**EXERCISE AIM:**
Summarize the article below on Arsenal and Unai Emery in two sentences.

**SOURCE PASSAGE:**
Arsenal may be sitting fifth in the Premier League, but the outlook certainly isn’t rosy at the Emirates.
The Gunners sit four points behind fourth-placed Chelsea and are without wins in their past two league games. A 1-0 defeat to Sheffield United was followed by a 2-2 draw with Crystal Palace. Between those two results was a Europa League win over Vitoria, but Arsenal went behind twice in that game, saved only by two wonderful Nicolas Pepe free-kicks.
Unai Emery’s appointment in 2018, which saw him replace Arsene Wenger, was supposed to usher in a new era where Arsenal were resumed competing at the top of English football. But as yet there have been few signs this will happen. And according to reports, we are already eight months away from a break clause that could bring about another managerial change.
While Emery may have been given some leeway in his first season as he worked with the remains of Wenger’s team, Arsenal fans are starting to lose their patience.
Already there are some supporters, both match-going and those who follow from afar, calling for Emery to be replaced. So what can Emery do to heal the discourse between himself and Arsenal fans and stop this?
1. Take Granit Xhaka out of the firing line by removing Arsenal captaincy
Let’s get this out of the way.
The major controversy from Arsenal’s recent draw against Crystal Palace, which showed just how bad the relationship between the club’s fans and some of the team, was the Granit Xhaka incident.
Arsenal’s captain was substituted in the second half on Sunday, with the game still level at 2-2. But while Arsenal fans would have wanted the Swiss midfielder to run off the pitch to allow Bukayo Saka to come on and push the Gunners to victory, Xhaka proceeded to walk off.
The slow departure swiftly saw Arsenal fans boo their captain, whose reaction was far from a good look. After swearing at his own fans, Xhaka cupped his ears, removed his shirt and headed straight down the tunnel.
Speaking after the game, Emery said Xhaka’s actions were wrong and insisted the club would be dealing with the situation internally. So, what’s going to happen?
Already Arsenal fans and former players are calling for Xhaka to be stripped of the captaincy. And if the Xhaka incident continues to go unpunished – or at least unaddressed – the Emirates support will ensure Emery is not allowed to forget it.
As former Arsenal defender Nigel Winterburn put it to Talksport: “If he backs Xhaka, he will realise what supporting Arsenal Football Club is all about because if the supporters don’t agree with him – and they obviously don’t agree with Xhaka being captain at the moment – then the manager himself will come under increasing pressure.”

**INFORMATION SUPPLIED:**
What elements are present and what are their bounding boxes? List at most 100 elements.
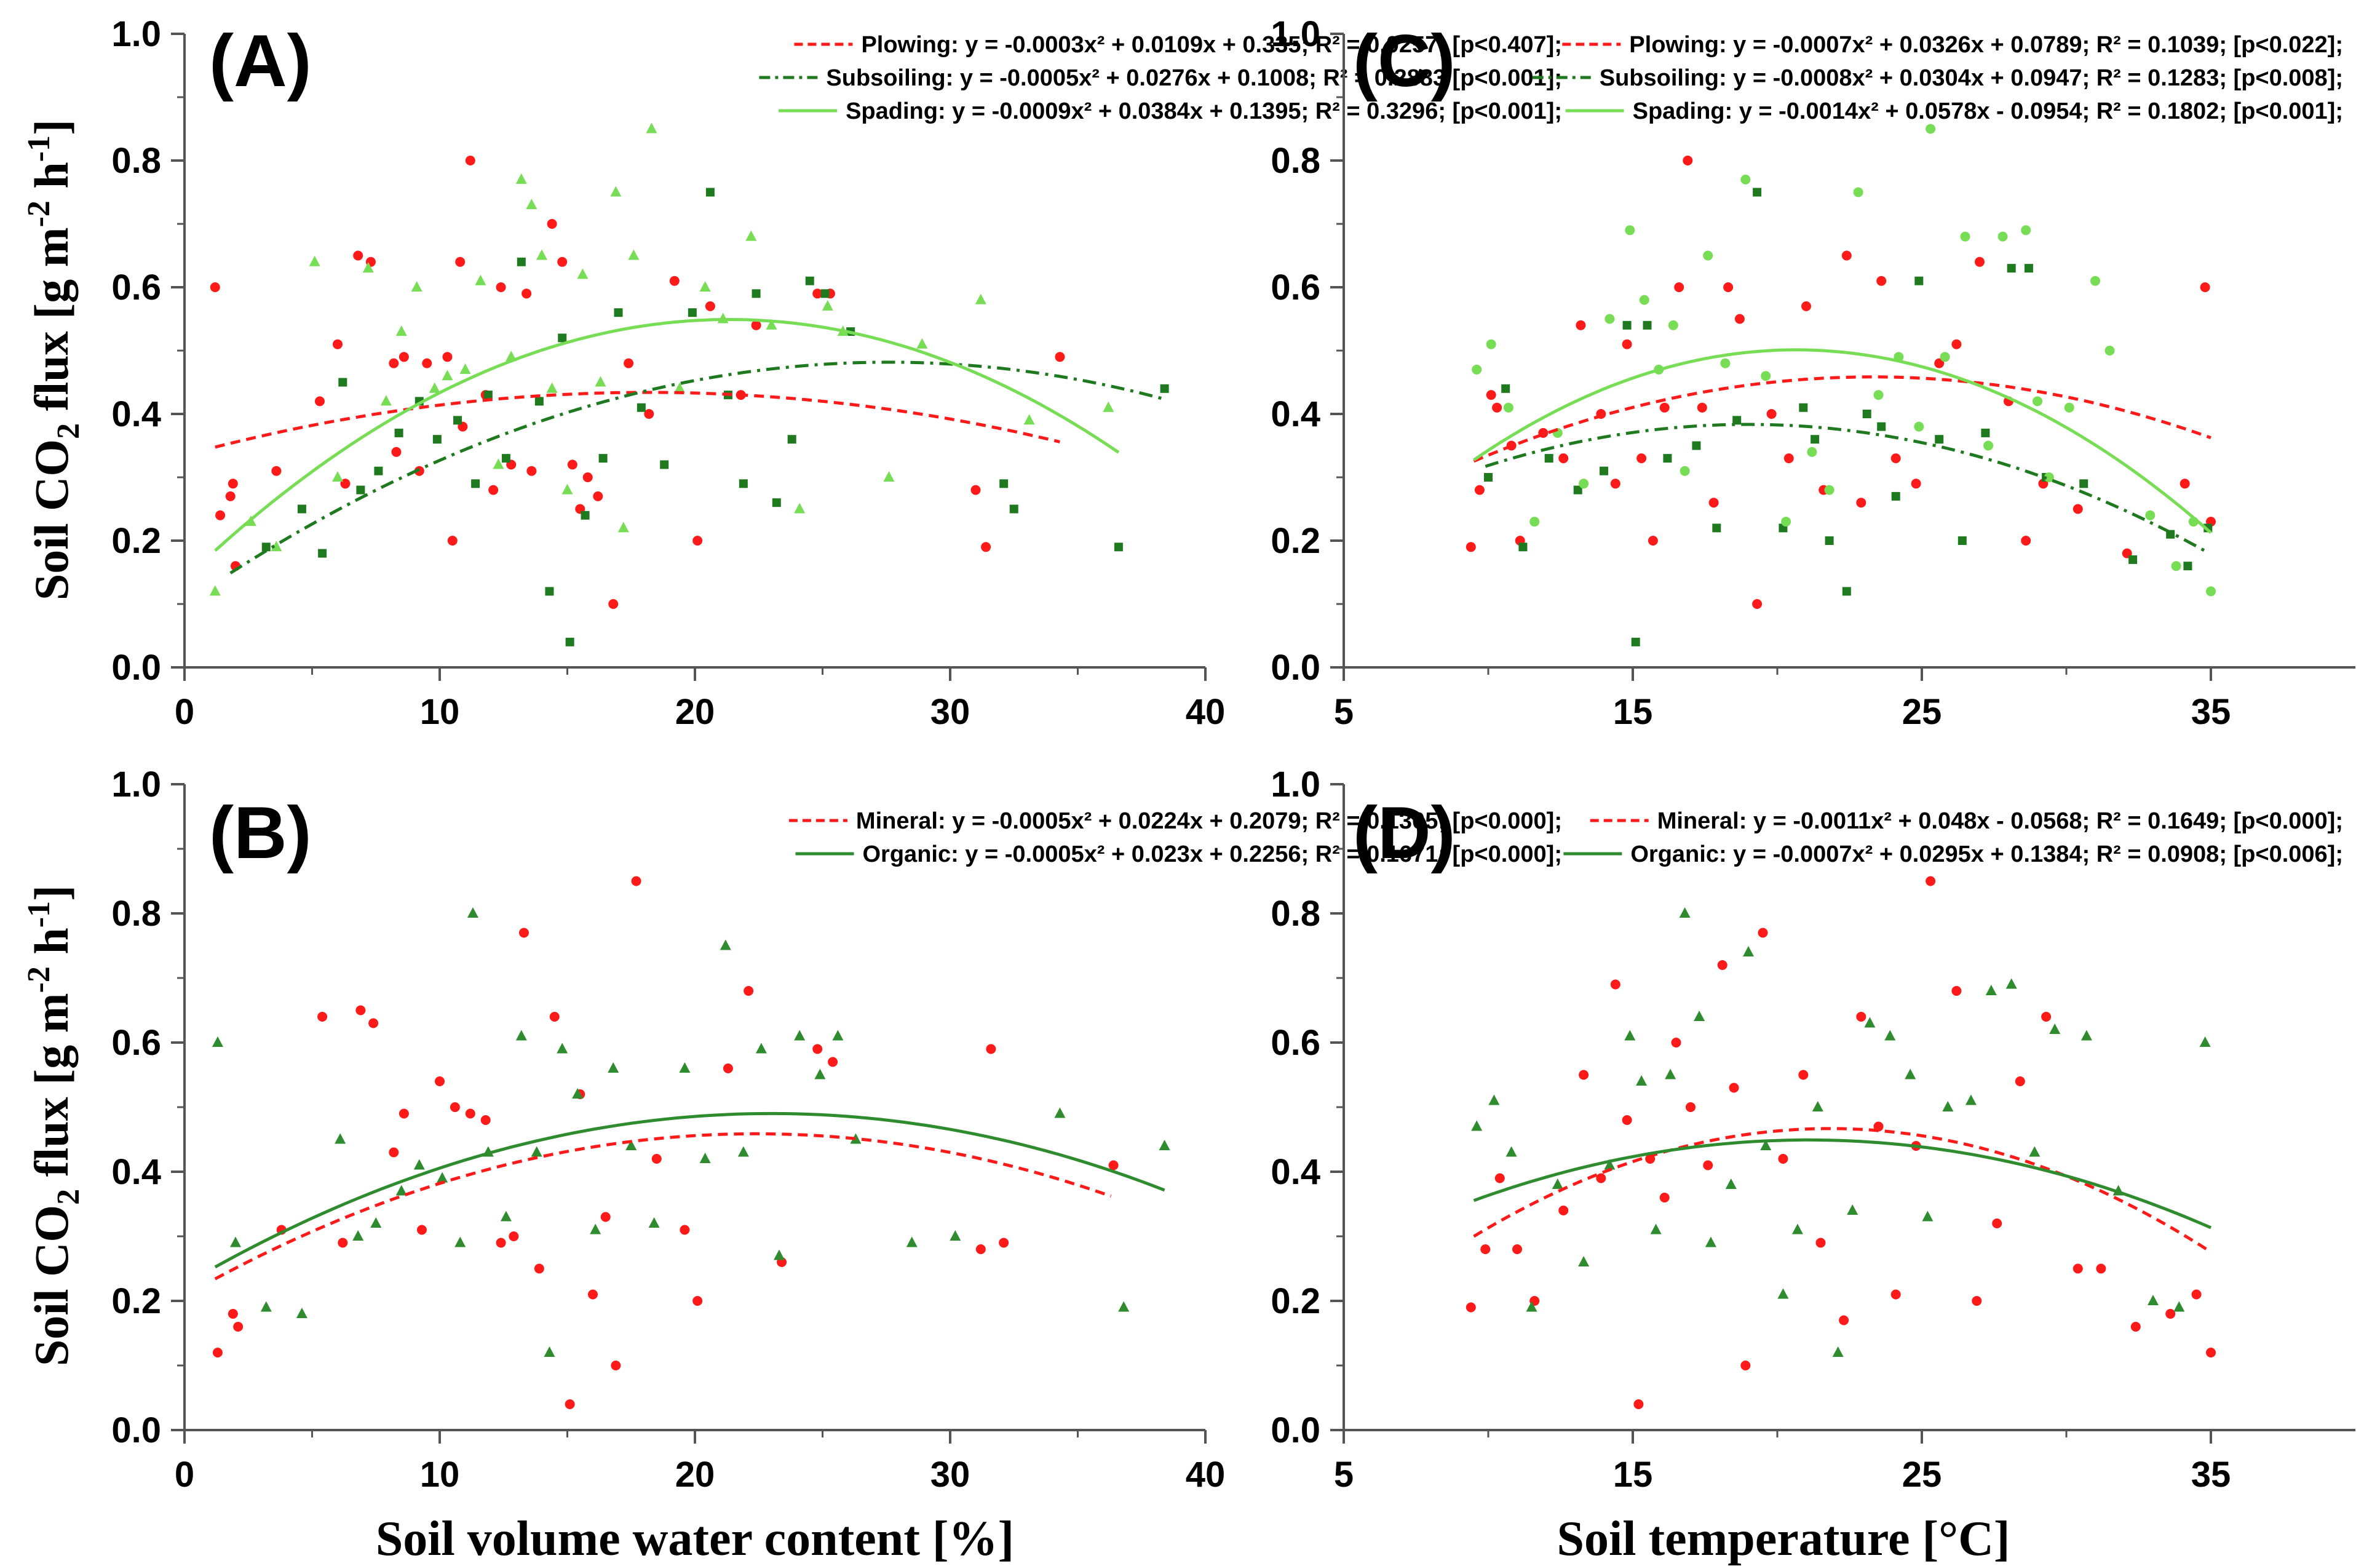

**SOLUTION:**
Arsenal sit fifth in the Premier League, four points behind Chelsea and without a league win in their past two games, and some fans are losing patience with Unai Emery and calling for him to be replaced. The first step suggested is to take the captaincy from Granit Xhaka, who swore at his own fans after they booed his slow walk off when substituted against Crystal Palace, and whom fans and former players now want stripped of the role.